## Start SUPPLIED RECORDS

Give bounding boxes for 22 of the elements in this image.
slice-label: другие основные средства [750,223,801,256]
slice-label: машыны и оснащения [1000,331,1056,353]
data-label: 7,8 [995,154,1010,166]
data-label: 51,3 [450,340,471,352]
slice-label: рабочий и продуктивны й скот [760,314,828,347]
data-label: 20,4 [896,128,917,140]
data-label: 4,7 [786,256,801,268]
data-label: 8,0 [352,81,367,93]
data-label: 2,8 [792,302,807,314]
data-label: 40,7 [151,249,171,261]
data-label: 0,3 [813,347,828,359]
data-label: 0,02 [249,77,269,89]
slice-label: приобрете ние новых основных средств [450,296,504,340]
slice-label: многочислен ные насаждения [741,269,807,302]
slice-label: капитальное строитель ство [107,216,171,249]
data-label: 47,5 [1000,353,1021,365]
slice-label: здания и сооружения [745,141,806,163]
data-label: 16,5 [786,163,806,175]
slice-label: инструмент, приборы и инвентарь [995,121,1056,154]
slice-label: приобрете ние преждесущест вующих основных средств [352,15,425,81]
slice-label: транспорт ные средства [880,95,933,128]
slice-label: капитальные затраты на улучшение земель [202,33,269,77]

## End SUPPLIED RECORDS

WHAT IS BEING ASKED: Rewrite every line of the records above as a numbered list, omitting any blank lines.

TASK RESPONSE:
1. Give bounding boxes for 22 of the elements in this image.
2. slice-label: другие основные средства [750,223,801,256]
3. slice-label: машыны и оснащения [1000,331,1056,353]
4. data-label: 7,8 [995,154,1010,166]
5. data-label: 51,3 [450,340,471,352]
6. slice-label: рабочий и продуктивны й скот [760,314,828,347]
7. data-label: 20,4 [896,128,917,140]
8. data-label: 4,7 [786,256,801,268]
9. data-label: 8,0 [352,81,367,93]
10. data-label: 2,8 [792,302,807,314]
11. data-label: 40,7 [151,249,171,261]
12. data-label: 0,3 [813,347,828,359]
13. data-label: 0,02 [249,77,269,89]
14. slice-label: приобрете ние новых основных средств [450,296,504,340]
15. slice-label: многочислен ные насаждения [741,269,807,302]
16. slice-label: капитальное строитель ство [107,216,171,249]
17. data-label: 47,5 [1000,353,1021,365]
18. slice-label: здания и сооружения [745,141,806,163]
19. data-label: 16,5 [786,163,806,175]
20. slice-label: инструмент, приборы и инвентарь [995,121,1056,154]
21. slice-label: приобрете ние преждесущест вующих основных средств [352,15,425,81]
22. slice-label: транспорт ные средства [880,95,933,128]
23. slice-label: капитальные затраты на улучшение земель [202,33,269,77]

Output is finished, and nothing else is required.